> WRITTEN TASK: In the data below, find each line containing the string "MARKET" and return it.

> DATA EXTRACT:
◆ ◆ ◆ ◆ ◆
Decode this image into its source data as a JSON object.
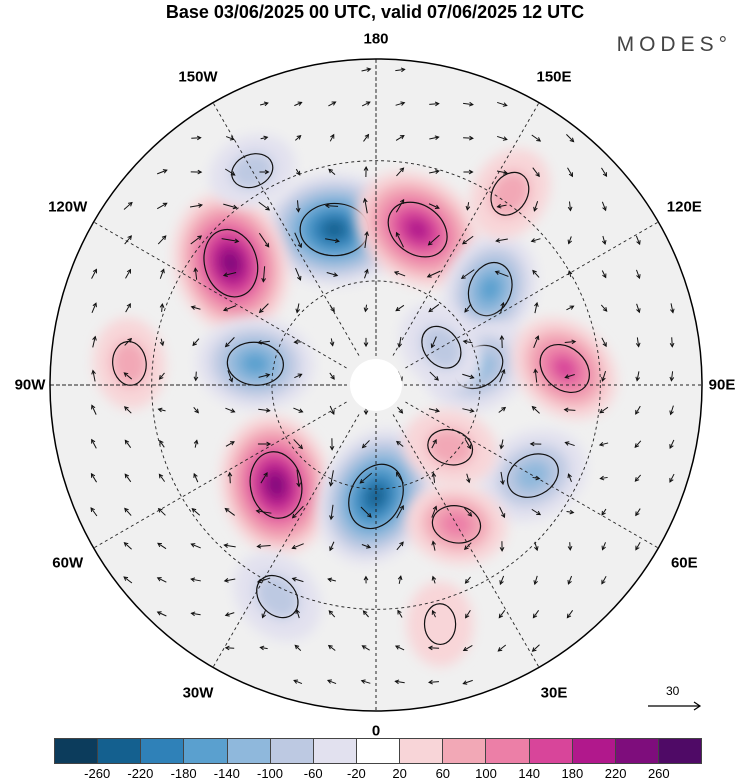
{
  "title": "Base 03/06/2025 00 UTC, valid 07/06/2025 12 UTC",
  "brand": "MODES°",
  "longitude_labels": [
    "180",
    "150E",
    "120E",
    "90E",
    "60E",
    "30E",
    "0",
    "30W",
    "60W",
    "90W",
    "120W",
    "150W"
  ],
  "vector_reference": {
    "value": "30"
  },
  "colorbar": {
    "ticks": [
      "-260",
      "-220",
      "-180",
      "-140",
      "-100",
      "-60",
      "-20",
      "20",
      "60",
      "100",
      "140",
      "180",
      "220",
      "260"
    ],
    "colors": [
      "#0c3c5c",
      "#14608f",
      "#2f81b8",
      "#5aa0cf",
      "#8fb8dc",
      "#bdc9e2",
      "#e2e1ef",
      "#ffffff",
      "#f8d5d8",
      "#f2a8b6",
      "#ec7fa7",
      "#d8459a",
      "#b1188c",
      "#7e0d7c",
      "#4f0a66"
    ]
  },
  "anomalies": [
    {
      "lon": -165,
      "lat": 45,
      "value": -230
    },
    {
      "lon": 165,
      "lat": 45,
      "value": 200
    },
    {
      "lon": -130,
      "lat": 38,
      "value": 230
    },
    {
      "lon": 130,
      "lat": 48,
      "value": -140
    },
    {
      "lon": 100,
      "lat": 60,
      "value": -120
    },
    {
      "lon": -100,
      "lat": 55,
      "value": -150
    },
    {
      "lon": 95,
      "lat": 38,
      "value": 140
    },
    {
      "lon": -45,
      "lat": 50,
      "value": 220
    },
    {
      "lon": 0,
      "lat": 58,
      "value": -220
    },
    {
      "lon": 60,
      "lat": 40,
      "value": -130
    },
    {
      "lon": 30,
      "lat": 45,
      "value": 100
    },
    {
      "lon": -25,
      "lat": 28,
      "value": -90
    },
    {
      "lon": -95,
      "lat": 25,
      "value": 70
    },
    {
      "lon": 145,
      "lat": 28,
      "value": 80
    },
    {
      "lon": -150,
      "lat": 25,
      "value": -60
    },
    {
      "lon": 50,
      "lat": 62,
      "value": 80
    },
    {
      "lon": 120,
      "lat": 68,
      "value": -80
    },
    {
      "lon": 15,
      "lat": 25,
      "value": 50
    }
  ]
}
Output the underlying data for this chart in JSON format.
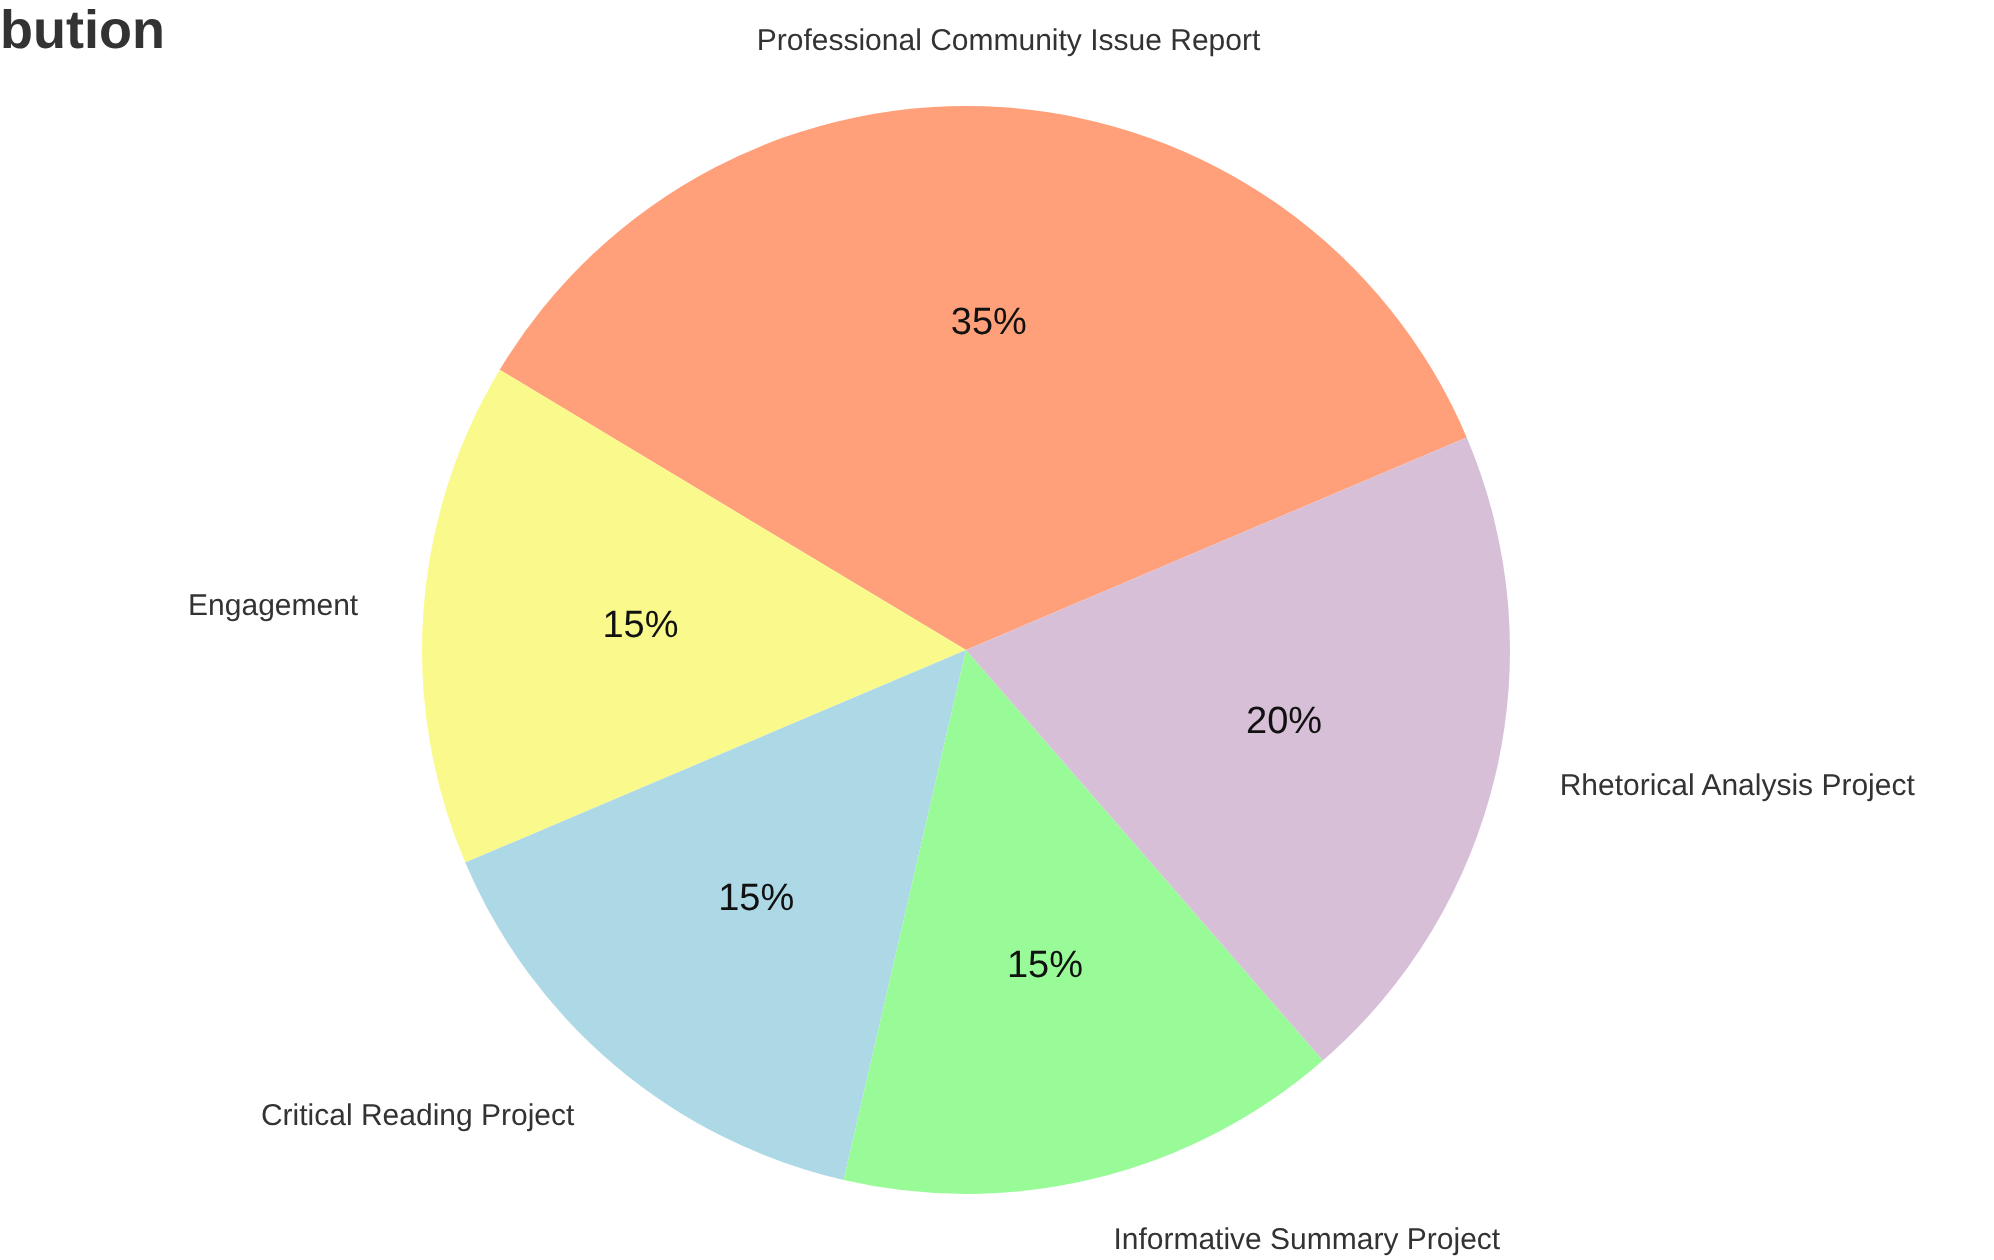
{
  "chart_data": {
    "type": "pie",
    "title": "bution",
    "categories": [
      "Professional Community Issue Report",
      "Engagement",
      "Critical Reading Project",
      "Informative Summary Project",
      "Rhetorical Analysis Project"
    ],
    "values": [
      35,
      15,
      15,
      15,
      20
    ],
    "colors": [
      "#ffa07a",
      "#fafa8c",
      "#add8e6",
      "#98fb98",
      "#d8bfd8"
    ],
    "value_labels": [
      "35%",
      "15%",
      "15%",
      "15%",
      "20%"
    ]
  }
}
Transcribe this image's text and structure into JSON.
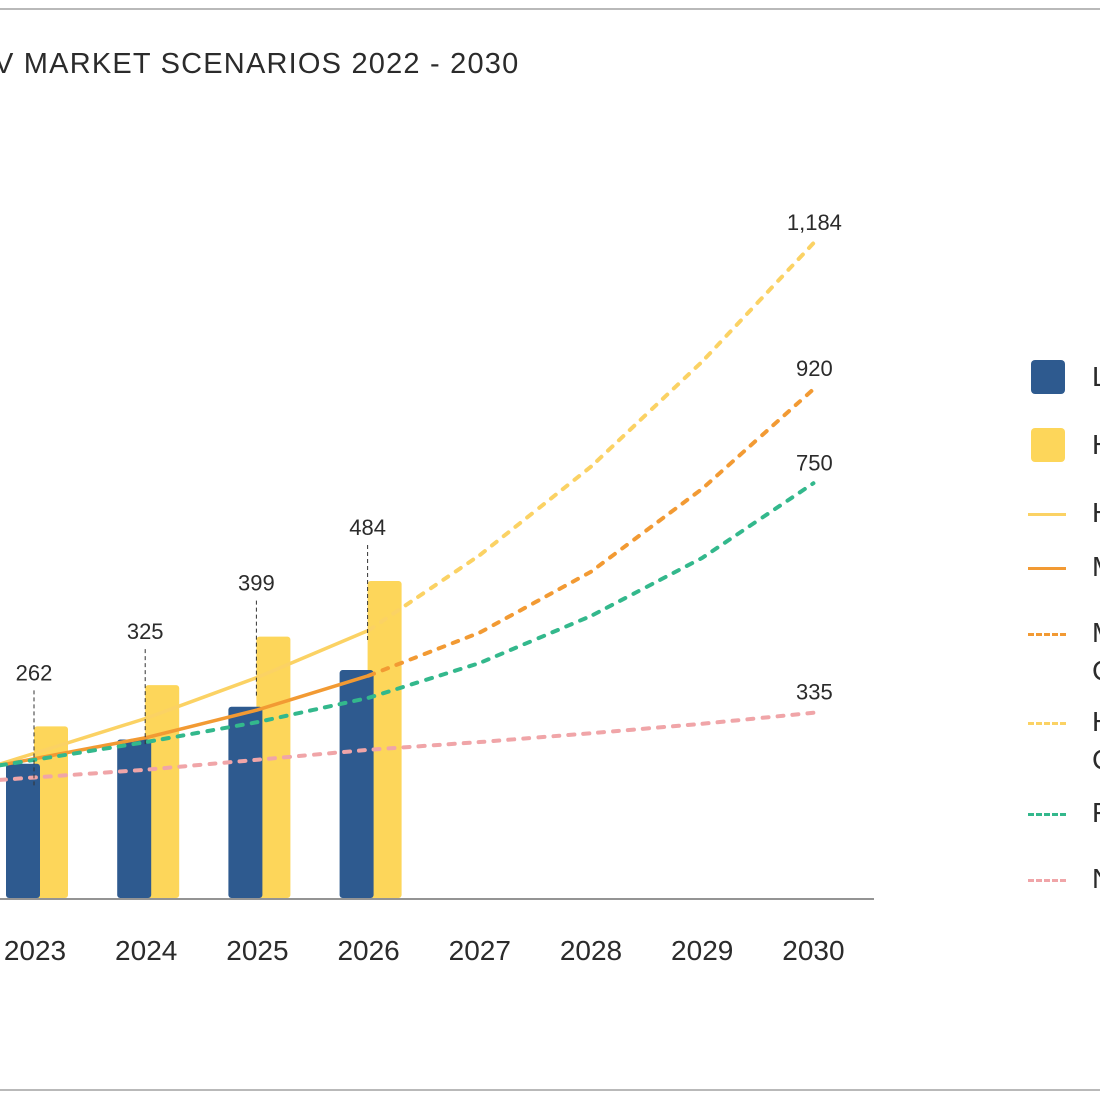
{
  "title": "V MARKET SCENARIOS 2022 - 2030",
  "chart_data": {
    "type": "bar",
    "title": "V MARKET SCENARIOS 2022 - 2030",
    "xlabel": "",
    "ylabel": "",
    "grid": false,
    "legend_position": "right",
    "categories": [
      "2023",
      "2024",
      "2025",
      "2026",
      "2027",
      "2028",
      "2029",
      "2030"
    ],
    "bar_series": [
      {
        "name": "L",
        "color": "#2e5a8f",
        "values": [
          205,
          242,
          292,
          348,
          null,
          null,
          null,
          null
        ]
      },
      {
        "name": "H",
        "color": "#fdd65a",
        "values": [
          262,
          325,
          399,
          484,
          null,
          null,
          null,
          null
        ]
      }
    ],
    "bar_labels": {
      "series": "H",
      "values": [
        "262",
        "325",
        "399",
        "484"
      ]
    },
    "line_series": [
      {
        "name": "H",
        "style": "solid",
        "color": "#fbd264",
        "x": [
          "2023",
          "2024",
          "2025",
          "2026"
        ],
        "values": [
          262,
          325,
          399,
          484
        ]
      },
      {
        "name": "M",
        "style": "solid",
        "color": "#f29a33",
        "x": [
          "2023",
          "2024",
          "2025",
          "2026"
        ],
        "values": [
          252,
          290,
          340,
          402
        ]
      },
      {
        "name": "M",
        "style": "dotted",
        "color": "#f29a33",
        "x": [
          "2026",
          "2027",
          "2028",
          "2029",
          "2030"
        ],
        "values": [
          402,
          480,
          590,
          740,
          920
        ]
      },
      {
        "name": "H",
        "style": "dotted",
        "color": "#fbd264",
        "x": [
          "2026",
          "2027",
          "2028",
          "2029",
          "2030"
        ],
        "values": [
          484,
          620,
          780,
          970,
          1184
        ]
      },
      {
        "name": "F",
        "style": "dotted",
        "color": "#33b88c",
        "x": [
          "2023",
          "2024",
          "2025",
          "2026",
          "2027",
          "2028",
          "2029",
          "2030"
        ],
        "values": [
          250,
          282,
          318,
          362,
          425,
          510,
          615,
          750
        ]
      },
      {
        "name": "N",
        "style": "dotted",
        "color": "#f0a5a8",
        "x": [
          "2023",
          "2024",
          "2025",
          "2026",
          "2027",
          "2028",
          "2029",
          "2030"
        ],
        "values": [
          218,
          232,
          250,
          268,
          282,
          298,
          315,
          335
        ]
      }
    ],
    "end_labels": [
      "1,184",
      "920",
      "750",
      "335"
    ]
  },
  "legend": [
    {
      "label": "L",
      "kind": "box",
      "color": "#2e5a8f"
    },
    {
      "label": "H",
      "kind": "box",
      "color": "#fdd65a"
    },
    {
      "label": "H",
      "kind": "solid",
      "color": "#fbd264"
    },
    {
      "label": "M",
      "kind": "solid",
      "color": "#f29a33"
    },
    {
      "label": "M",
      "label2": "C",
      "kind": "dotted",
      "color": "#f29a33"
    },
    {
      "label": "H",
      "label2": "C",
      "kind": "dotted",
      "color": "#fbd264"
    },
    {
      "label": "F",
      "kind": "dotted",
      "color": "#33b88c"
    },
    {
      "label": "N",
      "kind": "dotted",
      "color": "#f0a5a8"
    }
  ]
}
◆ ◆ ◆ ◆ ◆
> WORKED SOLUTION:
  "title": "V MARKET SCENARIOS 2022 - 2030",
    "title": "V MARKET SCENARIOS 2022 - 2030",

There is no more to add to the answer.